#### [Problem to solve]
Pull each line containing "operations" out of the data and copy it.

[Begin]

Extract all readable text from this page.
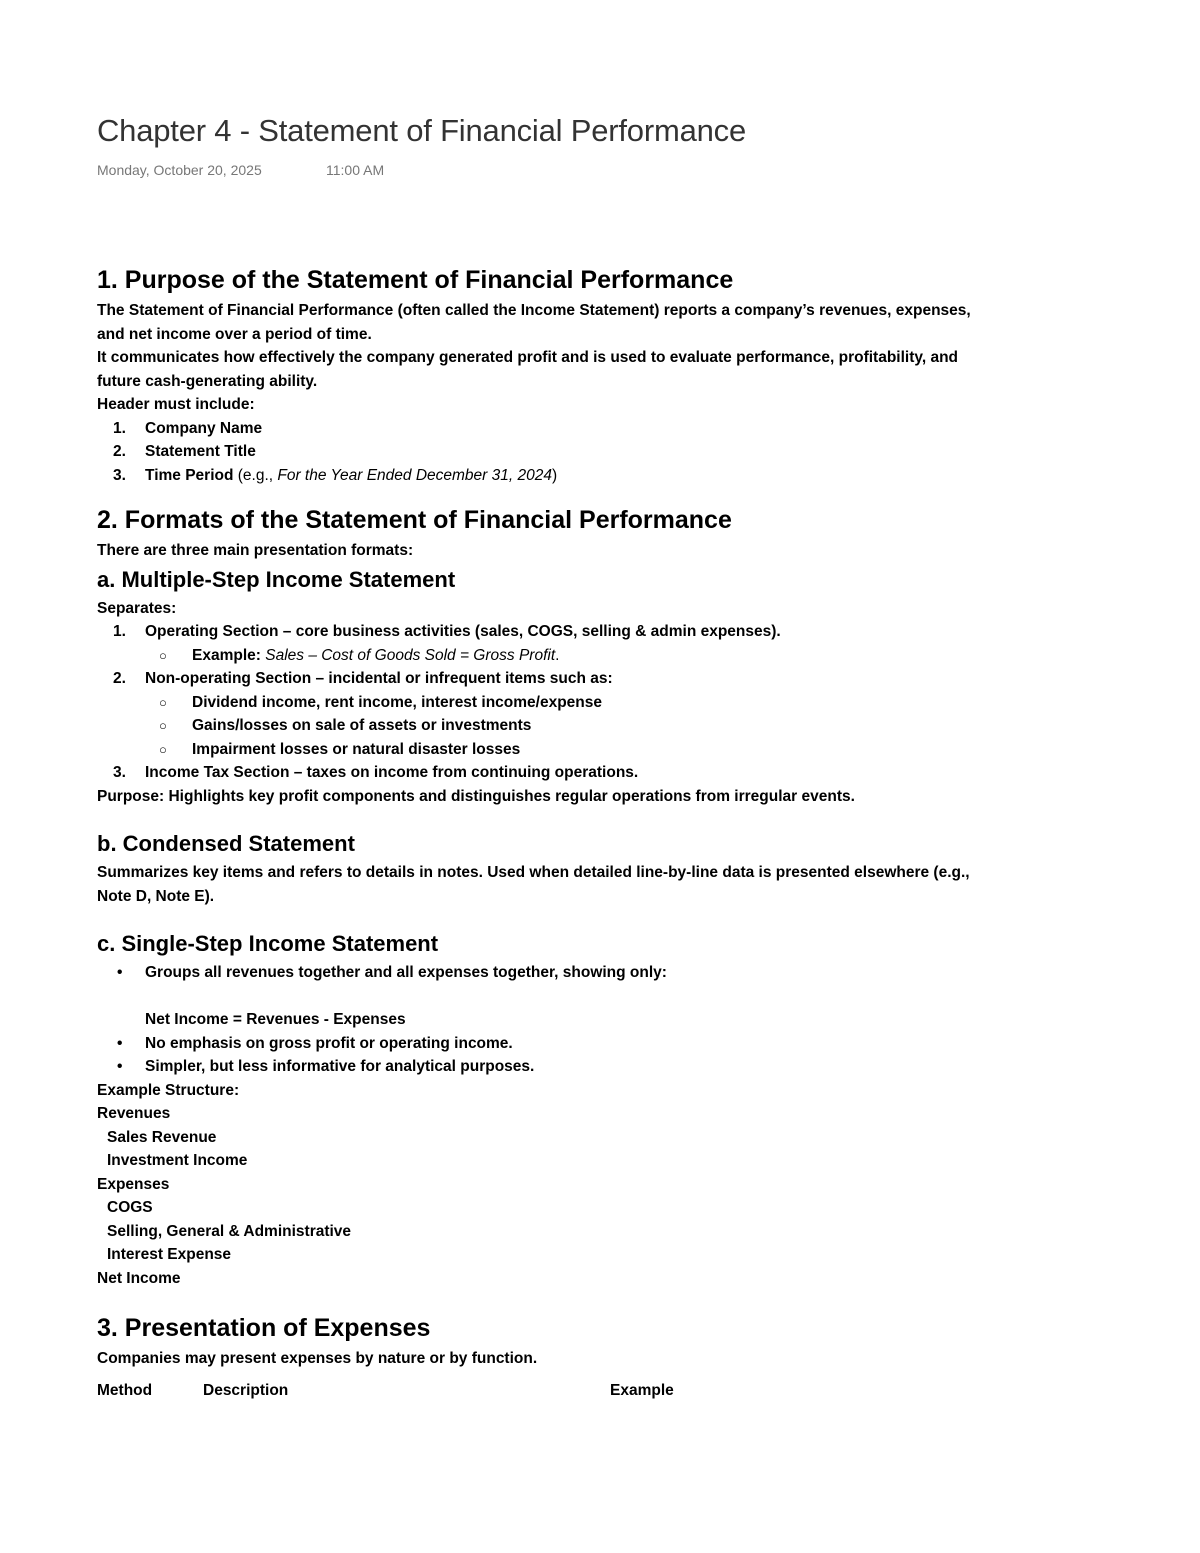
Chapter 4 - Statement of Financial Performance
Monday, October 20, 2025	11:00 AM
1. Purpose of the Statement of Financial Performance

The Statement of Financial Performance (often called the Income Statement) reports a company’s revenues, expenses,

and net income over a period of time.

It communicates how effectively the company generated profit and is used to evaluate performance, profitability, and

future cash-generating ability.

Header must include:

1. Company Name
2. Statement Title
3. Time Period (e.g., For the Year Ended December 31, 2024)
2. Formats of the Statement of Financial Performance

There are three main presentation formats:

a. Multiple-Step Income Statement

Separates:

1. Operating Section – core business activities (sales, COGS, selling & admin expenses).
○ Example: Sales – Cost of Goods Sold = Gross Profit.
2. Non-operating Section – incidental or infrequent items such as:
○ Dividend income, rent income, interest income/expense
○ Gains/losses on sale of assets or investments
○ Impairment losses or natural disaster losses
3. Income Tax Section – taxes on income from continuing operations.

Purpose: Highlights key profit components and distinguishes regular operations from irregular events.

b. Condensed Statement

Summarizes key items and refers to details in notes. Used when detailed line-by-line data is presented elsewhere (e.g.,

Note D, Note E).

c. Single-Step Income Statement
• Groups all revenues together and all expenses together, showing only:
Net Income = Revenues - Expenses
• No emphasis on gross profit or operating income.
• Simpler, but less informative for analytical purposes.

Example Structure:

Revenues

Sales Revenue

Investment Income

Expenses

COGS

Selling, General & Administrative

Interest Expense

Net Income

3. Presentation of Expenses

Companies may present expenses by nature or by function.

Method	Description	Example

[End]

#### [Task solution]
3. Income Tax Section – taxes on income from continuing operations.
Purpose: Highlights key profit components and distinguishes regular operations from irregular events.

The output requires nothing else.